## [Short problem]
Copy each line exactly. Leave nothing out.

## [Record set]
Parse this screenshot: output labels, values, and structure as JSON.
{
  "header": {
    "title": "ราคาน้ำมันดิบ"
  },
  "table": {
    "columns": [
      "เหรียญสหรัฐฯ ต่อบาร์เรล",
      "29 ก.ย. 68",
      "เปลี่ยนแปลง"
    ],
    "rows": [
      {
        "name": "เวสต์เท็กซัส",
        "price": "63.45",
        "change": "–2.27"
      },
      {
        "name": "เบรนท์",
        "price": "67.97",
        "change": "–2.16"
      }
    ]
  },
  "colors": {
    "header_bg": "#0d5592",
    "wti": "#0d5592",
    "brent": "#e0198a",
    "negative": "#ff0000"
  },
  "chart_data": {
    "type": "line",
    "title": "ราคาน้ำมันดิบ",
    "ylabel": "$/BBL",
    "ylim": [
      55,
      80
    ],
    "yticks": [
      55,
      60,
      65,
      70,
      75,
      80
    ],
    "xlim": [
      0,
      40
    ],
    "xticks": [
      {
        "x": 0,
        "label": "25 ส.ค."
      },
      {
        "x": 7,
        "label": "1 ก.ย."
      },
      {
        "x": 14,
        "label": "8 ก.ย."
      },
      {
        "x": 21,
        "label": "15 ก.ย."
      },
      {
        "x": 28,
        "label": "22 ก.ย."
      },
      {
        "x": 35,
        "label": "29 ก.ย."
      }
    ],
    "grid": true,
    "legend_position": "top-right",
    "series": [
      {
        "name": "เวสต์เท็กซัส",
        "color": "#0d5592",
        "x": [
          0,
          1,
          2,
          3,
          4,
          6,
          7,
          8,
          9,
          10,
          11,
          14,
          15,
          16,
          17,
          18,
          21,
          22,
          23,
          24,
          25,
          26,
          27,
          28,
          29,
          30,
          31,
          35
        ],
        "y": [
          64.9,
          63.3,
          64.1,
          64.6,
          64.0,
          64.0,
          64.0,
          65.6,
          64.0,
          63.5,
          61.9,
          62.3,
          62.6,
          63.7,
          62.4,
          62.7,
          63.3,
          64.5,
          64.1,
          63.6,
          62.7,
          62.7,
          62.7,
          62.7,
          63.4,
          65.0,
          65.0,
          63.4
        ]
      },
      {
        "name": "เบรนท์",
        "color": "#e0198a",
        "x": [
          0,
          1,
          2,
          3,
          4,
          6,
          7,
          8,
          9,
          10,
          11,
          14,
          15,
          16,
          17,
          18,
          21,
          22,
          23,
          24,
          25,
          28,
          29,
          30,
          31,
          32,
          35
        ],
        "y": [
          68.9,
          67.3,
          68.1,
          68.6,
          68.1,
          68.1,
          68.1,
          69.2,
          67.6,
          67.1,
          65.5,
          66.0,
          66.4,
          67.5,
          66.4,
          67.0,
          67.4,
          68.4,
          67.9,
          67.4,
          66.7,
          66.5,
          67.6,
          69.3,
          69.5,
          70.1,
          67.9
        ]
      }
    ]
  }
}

## [Response below]
Parse this screenshot: output labels, values, and structure as JSON.
{
  "header": {
    "title": "ราคาน้ำมันดิบ"
  },
  "table": {
    "columns": [
      "เหรียญสหรัฐฯ ต่อบาร์เรล",
      "29 ก.ย. 68",
      "เปลี่ยนแปลง"
    ],
    "rows": [
      {
        "name": "เวสต์เท็กซัส",
        "price": "63.45",
        "change": "–2.27"
      },
      {
        "name": "เบรนท์",
        "price": "67.97",
        "change": "–2.16"
      }
    ]
  },
  "colors": {
    "header_bg": "#0d5592",
    "wti": "#0d5592",
    "brent": "#e0198a",
    "negative": "#ff0000"
  },
  "chart_data": {
    "type": "line",
    "title": "ราคาน้ำมันดิบ",
    "ylabel": "$/BBL",
    "ylim": [
      55,
      80
    ],
    "yticks": [
      55,
      60,
      65,
      70,
      75,
      80
    ],
    "xlim": [
      0,
      40
    ],
    "xticks": [
      {
        "x": 0,
        "label": "25 ส.ค."
      },
      {
        "x": 7,
        "label": "1 ก.ย."
      },
      {
        "x": 14,
        "label": "8 ก.ย."
      },
      {
        "x": 21,
        "label": "15 ก.ย."
      },
      {
        "x": 28,
        "label": "22 ก.ย."
      },
      {
        "x": 35,
        "label": "29 ก.ย."
      }
    ],
    "grid": true,
    "legend_position": "top-right",
    "series": [
      {
        "name": "เวสต์เท็กซัส",
        "color": "#0d5592",
        "x": [
          0,
          1,
          2,
          3,
          4,
          6,
          7,
          8,
          9,
          10,
          11,
          14,
          15,
          16,
          17,
          18,
          21,
          22,
          23,
          24,
          25,
          26,
          27,
          28,
          29,
          30,
          31,
          35
        ],
        "y": [
          64.9,
          63.3,
          64.1,
          64.6,
          64.0,
          64.0,
          64.0,
          65.6,
          64.0,
          63.5,
          61.9,
          62.3,
          62.6,
          63.7,
          62.4,
          62.7,
          63.3,
          64.5,
          64.1,
          63.6,
          62.7,
          62.7,
          62.7,
          62.7,
          63.4,
          65.0,
          65.0,
          63.4
        ]
      },
      {
        "name": "เบรนท์",
        "color": "#e0198a",
        "x": [
          0,
          1,
          2,
          3,
          4,
          6,
          7,
          8,
          9,
          10,
          11,
          14,
          15,
          16,
          17,
          18,
          21,
          22,
          23,
          24,
          25,
          28,
          29,
          30,
          31,
          32,
          35
        ],
        "y": [
          68.9,
          67.3,
          68.1,
          68.6,
          68.1,
          68.1,
          68.1,
          69.2,
          67.6,
          67.1,
          65.5,
          66.0,
          66.4,
          67.5,
          66.4,
          67.0,
          67.4,
          68.4,
          67.9,
          67.4,
          66.7,
          66.5,
          67.6,
          69.3,
          69.5,
          70.1,
          67.9
        ]
      }
    ]
  }
}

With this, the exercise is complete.